= Dataset items =
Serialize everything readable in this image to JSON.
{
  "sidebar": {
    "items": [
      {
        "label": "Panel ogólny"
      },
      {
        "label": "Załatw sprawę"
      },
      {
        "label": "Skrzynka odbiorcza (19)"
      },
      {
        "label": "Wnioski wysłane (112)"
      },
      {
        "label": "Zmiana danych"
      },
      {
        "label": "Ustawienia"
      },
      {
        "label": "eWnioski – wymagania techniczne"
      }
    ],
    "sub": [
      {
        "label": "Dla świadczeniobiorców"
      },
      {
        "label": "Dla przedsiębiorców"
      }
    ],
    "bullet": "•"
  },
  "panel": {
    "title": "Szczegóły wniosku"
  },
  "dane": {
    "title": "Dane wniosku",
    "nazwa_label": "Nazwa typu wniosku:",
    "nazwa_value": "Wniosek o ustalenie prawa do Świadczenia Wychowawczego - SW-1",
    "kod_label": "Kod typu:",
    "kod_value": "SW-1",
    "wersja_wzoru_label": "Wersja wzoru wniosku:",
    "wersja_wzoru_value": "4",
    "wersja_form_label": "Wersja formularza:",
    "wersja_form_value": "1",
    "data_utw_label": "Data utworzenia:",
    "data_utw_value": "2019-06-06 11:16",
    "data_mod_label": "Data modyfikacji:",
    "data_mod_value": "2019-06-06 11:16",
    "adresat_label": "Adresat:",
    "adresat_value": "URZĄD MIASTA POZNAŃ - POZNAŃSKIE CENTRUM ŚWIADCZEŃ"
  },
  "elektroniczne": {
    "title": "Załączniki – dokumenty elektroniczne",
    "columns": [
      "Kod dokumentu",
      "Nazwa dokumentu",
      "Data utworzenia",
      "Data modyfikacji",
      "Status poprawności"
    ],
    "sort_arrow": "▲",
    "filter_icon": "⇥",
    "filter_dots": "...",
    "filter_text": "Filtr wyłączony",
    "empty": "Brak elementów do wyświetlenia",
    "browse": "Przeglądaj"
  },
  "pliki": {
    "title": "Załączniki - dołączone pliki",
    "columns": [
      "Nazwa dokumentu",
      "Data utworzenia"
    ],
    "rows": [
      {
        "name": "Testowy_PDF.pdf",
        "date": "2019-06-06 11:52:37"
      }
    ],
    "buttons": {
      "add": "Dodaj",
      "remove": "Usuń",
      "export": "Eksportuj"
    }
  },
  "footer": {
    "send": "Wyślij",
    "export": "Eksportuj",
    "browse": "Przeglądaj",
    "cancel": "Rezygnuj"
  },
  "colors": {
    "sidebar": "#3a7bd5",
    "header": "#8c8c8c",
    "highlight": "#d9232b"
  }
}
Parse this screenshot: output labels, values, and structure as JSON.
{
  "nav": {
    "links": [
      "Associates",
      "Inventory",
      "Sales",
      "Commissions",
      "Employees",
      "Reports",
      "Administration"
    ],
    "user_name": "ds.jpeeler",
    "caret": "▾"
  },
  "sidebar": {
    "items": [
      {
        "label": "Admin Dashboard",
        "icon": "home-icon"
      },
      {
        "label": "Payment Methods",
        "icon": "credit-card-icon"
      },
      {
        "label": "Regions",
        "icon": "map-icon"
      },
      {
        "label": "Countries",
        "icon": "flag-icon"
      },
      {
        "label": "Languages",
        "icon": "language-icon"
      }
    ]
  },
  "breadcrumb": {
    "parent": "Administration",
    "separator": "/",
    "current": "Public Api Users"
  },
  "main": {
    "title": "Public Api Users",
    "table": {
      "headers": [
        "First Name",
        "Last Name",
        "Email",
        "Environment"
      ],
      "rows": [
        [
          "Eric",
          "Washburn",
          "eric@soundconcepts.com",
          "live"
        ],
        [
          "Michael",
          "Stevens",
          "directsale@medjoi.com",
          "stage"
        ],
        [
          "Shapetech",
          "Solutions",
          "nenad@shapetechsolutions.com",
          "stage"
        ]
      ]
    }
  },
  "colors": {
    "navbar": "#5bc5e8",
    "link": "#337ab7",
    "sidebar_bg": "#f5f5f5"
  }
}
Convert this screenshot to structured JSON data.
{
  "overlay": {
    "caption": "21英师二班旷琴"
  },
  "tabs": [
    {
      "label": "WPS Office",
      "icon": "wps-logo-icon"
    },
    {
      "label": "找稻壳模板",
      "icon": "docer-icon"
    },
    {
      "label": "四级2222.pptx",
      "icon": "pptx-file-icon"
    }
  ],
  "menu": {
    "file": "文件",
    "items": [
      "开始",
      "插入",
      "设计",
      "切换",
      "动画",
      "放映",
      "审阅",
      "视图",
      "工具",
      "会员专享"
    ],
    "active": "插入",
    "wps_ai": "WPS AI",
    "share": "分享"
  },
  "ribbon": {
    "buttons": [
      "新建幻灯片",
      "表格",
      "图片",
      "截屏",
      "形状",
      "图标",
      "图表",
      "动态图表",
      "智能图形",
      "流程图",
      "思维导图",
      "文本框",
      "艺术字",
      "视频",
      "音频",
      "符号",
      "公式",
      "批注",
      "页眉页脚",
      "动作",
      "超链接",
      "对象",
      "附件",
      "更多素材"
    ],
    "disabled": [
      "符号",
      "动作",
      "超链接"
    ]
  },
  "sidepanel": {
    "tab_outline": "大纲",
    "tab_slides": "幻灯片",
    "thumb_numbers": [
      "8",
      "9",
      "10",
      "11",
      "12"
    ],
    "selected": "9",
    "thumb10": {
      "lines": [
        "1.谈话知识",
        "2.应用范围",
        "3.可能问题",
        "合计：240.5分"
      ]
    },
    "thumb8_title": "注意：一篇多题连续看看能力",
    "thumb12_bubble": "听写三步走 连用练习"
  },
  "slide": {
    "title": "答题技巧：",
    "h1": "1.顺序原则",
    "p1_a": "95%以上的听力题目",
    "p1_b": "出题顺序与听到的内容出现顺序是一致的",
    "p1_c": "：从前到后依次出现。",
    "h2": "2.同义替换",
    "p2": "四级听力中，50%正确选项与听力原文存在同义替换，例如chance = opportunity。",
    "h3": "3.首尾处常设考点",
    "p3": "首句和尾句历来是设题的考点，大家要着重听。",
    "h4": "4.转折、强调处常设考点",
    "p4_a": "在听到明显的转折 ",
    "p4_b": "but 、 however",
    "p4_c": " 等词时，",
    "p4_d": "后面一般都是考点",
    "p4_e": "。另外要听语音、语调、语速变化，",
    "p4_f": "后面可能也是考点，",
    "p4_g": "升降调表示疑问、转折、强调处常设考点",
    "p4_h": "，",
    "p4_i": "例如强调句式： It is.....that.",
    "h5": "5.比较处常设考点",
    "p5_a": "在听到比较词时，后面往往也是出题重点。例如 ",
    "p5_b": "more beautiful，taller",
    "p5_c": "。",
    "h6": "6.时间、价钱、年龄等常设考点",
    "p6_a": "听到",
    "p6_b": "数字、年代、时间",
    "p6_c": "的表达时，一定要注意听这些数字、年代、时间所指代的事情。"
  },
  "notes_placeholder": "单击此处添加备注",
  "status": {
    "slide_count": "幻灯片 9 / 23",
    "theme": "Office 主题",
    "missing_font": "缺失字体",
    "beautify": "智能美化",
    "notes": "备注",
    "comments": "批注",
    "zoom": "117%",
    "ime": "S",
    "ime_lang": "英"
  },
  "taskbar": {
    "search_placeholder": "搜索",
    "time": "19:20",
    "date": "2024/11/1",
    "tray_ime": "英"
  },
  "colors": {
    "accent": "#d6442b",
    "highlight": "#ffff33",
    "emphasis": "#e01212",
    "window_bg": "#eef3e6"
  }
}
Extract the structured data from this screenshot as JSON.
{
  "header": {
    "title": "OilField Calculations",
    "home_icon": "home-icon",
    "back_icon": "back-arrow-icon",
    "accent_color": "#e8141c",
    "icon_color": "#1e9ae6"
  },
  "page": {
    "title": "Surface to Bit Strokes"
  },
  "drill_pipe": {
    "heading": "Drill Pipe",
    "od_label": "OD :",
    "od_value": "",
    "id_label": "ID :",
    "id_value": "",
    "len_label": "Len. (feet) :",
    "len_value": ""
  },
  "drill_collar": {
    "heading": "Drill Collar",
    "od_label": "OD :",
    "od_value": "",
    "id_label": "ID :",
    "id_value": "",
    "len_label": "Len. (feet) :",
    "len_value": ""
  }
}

= Set problem =
Copy each line of the data above that holds "JSON".

= Written solution =
Serialize everything readable in this image to JSON.
Parse this screenshot: output labels, values, and structure as JSON.
Convert this screenshot to structured JSON data.
Extract the structured data from this screenshot as JSON.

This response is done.